▸ What to produce: Your task is to quote the material that follows, in full and exactly.

▸ Data supplied:

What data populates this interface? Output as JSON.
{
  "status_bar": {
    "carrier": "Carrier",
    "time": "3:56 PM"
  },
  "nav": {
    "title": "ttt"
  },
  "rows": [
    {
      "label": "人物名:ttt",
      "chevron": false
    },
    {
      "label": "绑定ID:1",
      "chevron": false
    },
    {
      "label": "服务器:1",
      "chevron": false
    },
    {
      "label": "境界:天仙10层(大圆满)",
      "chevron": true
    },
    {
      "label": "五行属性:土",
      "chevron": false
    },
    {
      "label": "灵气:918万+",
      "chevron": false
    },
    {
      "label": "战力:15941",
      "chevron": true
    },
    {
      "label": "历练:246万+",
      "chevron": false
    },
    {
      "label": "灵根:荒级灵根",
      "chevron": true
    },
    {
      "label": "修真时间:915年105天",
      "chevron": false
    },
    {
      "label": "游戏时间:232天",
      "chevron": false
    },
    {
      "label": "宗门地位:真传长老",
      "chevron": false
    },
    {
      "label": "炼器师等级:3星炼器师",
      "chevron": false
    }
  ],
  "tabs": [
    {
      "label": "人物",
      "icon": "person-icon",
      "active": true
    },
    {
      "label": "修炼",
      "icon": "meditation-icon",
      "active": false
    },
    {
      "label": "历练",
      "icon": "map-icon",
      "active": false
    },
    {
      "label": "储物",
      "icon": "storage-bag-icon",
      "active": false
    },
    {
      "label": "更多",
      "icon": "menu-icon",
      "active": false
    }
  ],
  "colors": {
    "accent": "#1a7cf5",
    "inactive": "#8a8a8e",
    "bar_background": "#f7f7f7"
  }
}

▸ Solution to the problem:
What data populates this interface? Output as JSON.
{
  "status_bar": {
    "carrier": "Carrier",
    "time": "3:56 PM"
  },
  "nav": {
    "title": "ttt"
  },
  "rows": [
    {
      "label": "人物名:ttt",
      "chevron": false
    },
    {
      "label": "绑定ID:1",
      "chevron": false
    },
    {
      "label": "服务器:1",
      "chevron": false
    },
    {
      "label": "境界:天仙10层(大圆满)",
      "chevron": true
    },
    {
      "label": "五行属性:土",
      "chevron": false
    },
    {
      "label": "灵气:918万+",
      "chevron": false
    },
    {
      "label": "战力:15941",
      "chevron": true
    },
    {
      "label": "历练:246万+",
      "chevron": false
    },
    {
      "label": "灵根:荒级灵根",
      "chevron": true
    },
    {
      "label": "修真时间:915年105天",
      "chevron": false
    },
    {
      "label": "游戏时间:232天",
      "chevron": false
    },
    {
      "label": "宗门地位:真传长老",
      "chevron": false
    },
    {
      "label": "炼器师等级:3星炼器师",
      "chevron": false
    }
  ],
  "tabs": [
    {
      "label": "人物",
      "icon": "person-icon",
      "active": true
    },
    {
      "label": "修炼",
      "icon": "meditation-icon",
      "active": false
    },
    {
      "label": "历练",
      "icon": "map-icon",
      "active": false
    },
    {
      "label": "储物",
      "icon": "storage-bag-icon",
      "active": false
    },
    {
      "label": "更多",
      "icon": "menu-icon",
      "active": false
    }
  ],
  "colors": {
    "accent": "#1a7cf5",
    "inactive": "#8a8a8e",
    "bar_background": "#f7f7f7"
  }
}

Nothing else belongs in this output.